◆ **YOUR GOAL**: Set the data down once more, exactly as it is written.

◆ **INFORMATION GIVEN**:
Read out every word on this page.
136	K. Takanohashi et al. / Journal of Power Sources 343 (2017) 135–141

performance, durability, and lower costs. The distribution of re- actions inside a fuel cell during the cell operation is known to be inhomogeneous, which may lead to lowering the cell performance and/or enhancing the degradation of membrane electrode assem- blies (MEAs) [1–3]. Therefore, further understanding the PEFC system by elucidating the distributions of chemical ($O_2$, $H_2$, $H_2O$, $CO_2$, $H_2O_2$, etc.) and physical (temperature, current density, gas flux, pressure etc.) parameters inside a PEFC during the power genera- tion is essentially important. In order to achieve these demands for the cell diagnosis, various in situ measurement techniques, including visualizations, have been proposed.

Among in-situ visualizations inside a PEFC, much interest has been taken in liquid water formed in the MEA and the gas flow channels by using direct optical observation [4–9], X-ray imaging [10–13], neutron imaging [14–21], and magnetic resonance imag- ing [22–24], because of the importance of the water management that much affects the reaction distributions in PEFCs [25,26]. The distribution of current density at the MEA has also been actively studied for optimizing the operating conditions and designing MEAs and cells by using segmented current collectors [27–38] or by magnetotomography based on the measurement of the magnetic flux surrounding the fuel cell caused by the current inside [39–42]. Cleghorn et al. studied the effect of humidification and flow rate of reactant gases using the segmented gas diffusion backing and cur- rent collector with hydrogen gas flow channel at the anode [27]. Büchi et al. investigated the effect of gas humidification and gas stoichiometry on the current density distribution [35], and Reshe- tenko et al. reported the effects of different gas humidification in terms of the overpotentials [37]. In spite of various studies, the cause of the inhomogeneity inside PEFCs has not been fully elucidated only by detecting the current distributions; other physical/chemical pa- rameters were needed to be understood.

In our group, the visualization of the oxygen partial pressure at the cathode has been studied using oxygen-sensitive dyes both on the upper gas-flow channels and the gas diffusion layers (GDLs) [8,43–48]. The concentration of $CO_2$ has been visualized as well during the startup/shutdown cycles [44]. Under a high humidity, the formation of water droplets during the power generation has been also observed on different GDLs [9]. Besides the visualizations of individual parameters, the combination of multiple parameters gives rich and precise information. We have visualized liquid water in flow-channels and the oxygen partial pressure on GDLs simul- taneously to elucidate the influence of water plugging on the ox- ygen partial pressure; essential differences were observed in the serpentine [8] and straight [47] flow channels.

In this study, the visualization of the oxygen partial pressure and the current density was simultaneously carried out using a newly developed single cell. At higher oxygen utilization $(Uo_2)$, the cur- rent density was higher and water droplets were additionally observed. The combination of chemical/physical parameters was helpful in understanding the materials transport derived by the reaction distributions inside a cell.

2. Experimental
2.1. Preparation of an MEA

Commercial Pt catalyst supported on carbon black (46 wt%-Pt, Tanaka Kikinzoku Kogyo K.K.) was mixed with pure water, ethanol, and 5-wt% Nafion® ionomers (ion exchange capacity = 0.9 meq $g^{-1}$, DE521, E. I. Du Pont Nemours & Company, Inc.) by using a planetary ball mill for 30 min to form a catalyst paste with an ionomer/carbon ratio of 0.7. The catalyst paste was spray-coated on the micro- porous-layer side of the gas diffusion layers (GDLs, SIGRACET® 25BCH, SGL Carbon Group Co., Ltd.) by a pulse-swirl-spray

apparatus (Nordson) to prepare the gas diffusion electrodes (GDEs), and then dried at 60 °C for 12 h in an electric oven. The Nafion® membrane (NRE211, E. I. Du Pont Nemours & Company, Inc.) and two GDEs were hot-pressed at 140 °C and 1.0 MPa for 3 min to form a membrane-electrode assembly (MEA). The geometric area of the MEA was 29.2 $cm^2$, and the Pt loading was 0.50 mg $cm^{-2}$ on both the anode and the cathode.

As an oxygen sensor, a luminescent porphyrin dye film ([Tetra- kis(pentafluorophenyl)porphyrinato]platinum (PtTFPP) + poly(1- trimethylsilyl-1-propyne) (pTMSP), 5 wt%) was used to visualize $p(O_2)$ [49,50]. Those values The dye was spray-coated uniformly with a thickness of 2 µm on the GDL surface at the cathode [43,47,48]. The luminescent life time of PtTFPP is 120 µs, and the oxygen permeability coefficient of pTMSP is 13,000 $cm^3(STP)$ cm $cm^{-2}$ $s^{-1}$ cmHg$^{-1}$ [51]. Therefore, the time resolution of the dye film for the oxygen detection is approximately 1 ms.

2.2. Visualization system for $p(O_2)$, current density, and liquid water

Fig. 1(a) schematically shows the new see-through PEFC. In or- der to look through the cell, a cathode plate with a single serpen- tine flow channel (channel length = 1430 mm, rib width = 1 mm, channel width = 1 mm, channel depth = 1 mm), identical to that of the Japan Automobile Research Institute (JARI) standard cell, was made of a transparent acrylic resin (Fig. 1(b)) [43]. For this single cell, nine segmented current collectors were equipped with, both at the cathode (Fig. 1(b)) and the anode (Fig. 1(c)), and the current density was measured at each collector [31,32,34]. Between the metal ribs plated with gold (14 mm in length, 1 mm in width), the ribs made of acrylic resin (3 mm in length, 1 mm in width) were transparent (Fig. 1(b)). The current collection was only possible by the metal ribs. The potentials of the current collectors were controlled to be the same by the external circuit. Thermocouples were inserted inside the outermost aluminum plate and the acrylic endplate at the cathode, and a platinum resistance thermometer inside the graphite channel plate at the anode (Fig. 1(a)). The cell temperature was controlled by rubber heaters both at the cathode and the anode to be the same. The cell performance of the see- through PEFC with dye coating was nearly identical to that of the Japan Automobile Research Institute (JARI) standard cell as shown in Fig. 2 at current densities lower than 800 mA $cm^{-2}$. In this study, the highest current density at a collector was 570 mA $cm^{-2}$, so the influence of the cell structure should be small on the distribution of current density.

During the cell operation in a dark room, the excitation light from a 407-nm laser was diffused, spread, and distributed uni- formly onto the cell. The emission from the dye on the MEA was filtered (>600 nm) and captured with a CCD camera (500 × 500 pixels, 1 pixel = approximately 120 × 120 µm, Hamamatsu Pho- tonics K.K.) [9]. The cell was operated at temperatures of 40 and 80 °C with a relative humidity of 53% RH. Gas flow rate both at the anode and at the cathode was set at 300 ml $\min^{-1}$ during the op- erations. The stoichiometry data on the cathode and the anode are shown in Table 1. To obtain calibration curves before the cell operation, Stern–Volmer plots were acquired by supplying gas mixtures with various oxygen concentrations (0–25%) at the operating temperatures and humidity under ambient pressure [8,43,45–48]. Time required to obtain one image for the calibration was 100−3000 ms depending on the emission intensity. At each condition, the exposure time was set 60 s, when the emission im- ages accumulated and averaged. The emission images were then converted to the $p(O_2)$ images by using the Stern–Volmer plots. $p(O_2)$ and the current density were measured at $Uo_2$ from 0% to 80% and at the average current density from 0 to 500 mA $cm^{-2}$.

◆ **WRITTEN RESPONSE**:
Read out every word on this page.
136	K. Takanohashi et al. / Journal of Power Sources 343 (2017) 135–141

performance, durability, and lower costs. The distribution of re- actions inside a fuel cell during the cell operation is known to be inhomogeneous, which may lead to lowering the cell performance and/or enhancing the degradation of membrane electrode assem- blies (MEAs) [1–3]. Therefore, further understanding the PEFC system by elucidating the distributions of chemical ($O_2$, $H_2$, $H_2O$, $CO_2$, $H_2O_2$, etc.) and physical (temperature, current density, gas flux, pressure etc.) parameters inside a PEFC during the power genera- tion is essentially important. In order to achieve these demands for the cell diagnosis, various in situ measurement techniques, including visualizations, have been proposed.

Among in-situ visualizations inside a PEFC, much interest has been taken in liquid water formed in the MEA and the gas flow channels by using direct optical observation [4–9], X-ray imaging [10–13], neutron imaging [14–21], and magnetic resonance imag- ing [22–24], because of the importance of the water management that much affects the reaction distributions in PEFCs [25,26]. The distribution of current density at the MEA has also been actively studied for optimizing the operating conditions and designing MEAs and cells by using segmented current collectors [27–38] or by magnetotomography based on the measurement of the magnetic flux surrounding the fuel cell caused by the current inside [39–42]. Cleghorn et al. studied the effect of humidification and flow rate of reactant gases using the segmented gas diffusion backing and cur- rent collector with hydrogen gas flow channel at the anode [27]. Büchi et al. investigated the effect of gas humidification and gas stoichiometry on the current density distribution [35], and Reshe- tenko et al. reported the effects of different gas humidification in terms of the overpotentials [37]. In spite of various studies, the cause of the inhomogeneity inside PEFCs has not been fully elucidated only by detecting the current distributions; other physical/chemical pa- rameters were needed to be understood.

In our group, the visualization of the oxygen partial pressure at the cathode has been studied using oxygen-sensitive dyes both on the upper gas-flow channels and the gas diffusion layers (GDLs) [8,43–48]. The concentration of $CO_2$ has been visualized as well during the startup/shutdown cycles [44]. Under a high humidity, the formation of water droplets during the power generation has been also observed on different GDLs [9]. Besides the visualizations of individual parameters, the combination of multiple parameters gives rich and precise information. We have visualized liquid water in flow-channels and the oxygen partial pressure on GDLs simul- taneously to elucidate the influence of water plugging on the ox- ygen partial pressure; essential differences were observed in the serpentine [8] and straight [47] flow channels.

In this study, the visualization of the oxygen partial pressure and the current density was simultaneously carried out using a newly developed single cell. At higher oxygen utilization $(Uo_2)$, the cur- rent density was higher and water droplets were additionally observed. The combination of chemical/physical parameters was helpful in understanding the materials transport derived by the reaction distributions inside a cell.

2. Experimental
2.1. Preparation of an MEA

Commercial Pt catalyst supported on carbon black (46 wt%-Pt, Tanaka Kikinzoku Kogyo K.K.) was mixed with pure water, ethanol, and 5-wt% Nafion® ionomers (ion exchange capacity = 0.9 meq $g^{-1}$, DE521, E. I. Du Pont Nemours & Company, Inc.) by using a planetary ball mill for 30 min to form a catalyst paste with an ionomer/carbon ratio of 0.7. The catalyst paste was spray-coated on the micro- porous-layer side of the gas diffusion layers (GDLs, SIGRACET® 25BCH, SGL Carbon Group Co., Ltd.) by a pulse-swirl-spray

apparatus (Nordson) to prepare the gas diffusion electrodes (GDEs), and then dried at 60 °C for 12 h in an electric oven. The Nafion® membrane (NRE211, E. I. Du Pont Nemours & Company, Inc.) and two GDEs were hot-pressed at 140 °C and 1.0 MPa for 3 min to form a membrane-electrode assembly (MEA). The geometric area of the MEA was 29.2 $cm^2$, and the Pt loading was 0.50 mg $cm^{-2}$ on both the anode and the cathode.

As an oxygen sensor, a luminescent porphyrin dye film ([Tetra- kis(pentafluorophenyl)porphyrinato]platinum (PtTFPP) + poly(1- trimethylsilyl-1-propyne) (pTMSP), 5 wt%) was used to visualize $p(O_2)$ [49,50]. Those values The dye was spray-coated uniformly with a thickness of 2 µm on the GDL surface at the cathode [43,47,48]. The luminescent life time of PtTFPP is 120 µs, and the oxygen permeability coefficient of pTMSP is 13,000 $cm^3(STP)$ cm $cm^{-2}$ $s^{-1}$ cmHg$^{-1}$ [51]. Therefore, the time resolution of the dye film for the oxygen detection is approximately 1 ms.

2.2. Visualization system for $p(O_2)$, current density, and liquid water

Fig. 1(a) schematically shows the new see-through PEFC. In or- der to look through the cell, a cathode plate with a single serpen- tine flow channel (channel length = 1430 mm, rib width = 1 mm, channel width = 1 mm, channel depth = 1 mm), identical to that of the Japan Automobile Research Institute (JARI) standard cell, was made of a transparent acrylic resin (Fig. 1(b)) [43]. For this single cell, nine segmented current collectors were equipped with, both at the cathode (Fig. 1(b)) and the anode (Fig. 1(c)), and the current density was measured at each collector [31,32,34]. Between the metal ribs plated with gold (14 mm in length, 1 mm in width), the ribs made of acrylic resin (3 mm in length, 1 mm in width) were transparent (Fig. 1(b)). The current collection was only possible by the metal ribs. The potentials of the current collectors were controlled to be the same by the external circuit. Thermocouples were inserted inside the outermost aluminum plate and the acrylic endplate at the cathode, and a platinum resistance thermometer inside the graphite channel plate at the anode (Fig. 1(a)). The cell temperature was controlled by rubber heaters both at the cathode and the anode to be the same. The cell performance of the see- through PEFC with dye coating was nearly identical to that of the Japan Automobile Research Institute (JARI) standard cell as shown in Fig. 2 at current densities lower than 800 mA $cm^{-2}$. In this study, the highest current density at a collector was 570 mA $cm^{-2}$, so the influence of the cell structure should be small on the distribution of current density.

During the cell operation in a dark room, the excitation light from a 407-nm laser was diffused, spread, and distributed uni- formly onto the cell. The emission from the dye on the MEA was filtered (>600 nm) and captured with a CCD camera (500 × 500 pixels, 1 pixel = approximately 120 × 120 µm, Hamamatsu Pho- tonics K.K.) [9]. The cell was operated at temperatures of 40 and 80 °C with a relative humidity of 53% RH. Gas flow rate both at the anode and at the cathode was set at 300 ml $\min^{-1}$ during the op- erations. The stoichiometry data on the cathode and the anode are shown in Table 1. To obtain calibration curves before the cell operation, Stern–Volmer plots were acquired by supplying gas mixtures with various oxygen concentrations (0–25%) at the operating temperatures and humidity under ambient pressure [8,43,45–48]. Time required to obtain one image for the calibration was 100−3000 ms depending on the emission intensity. At each condition, the exposure time was set 60 s, when the emission im- ages accumulated and averaged. The emission images were then converted to the $p(O_2)$ images by using the Stern–Volmer plots. $p(O_2)$ and the current density were measured at $Uo_2$ from 0% to 80% and at the average current density from 0 to 500 mA $cm^{-2}$.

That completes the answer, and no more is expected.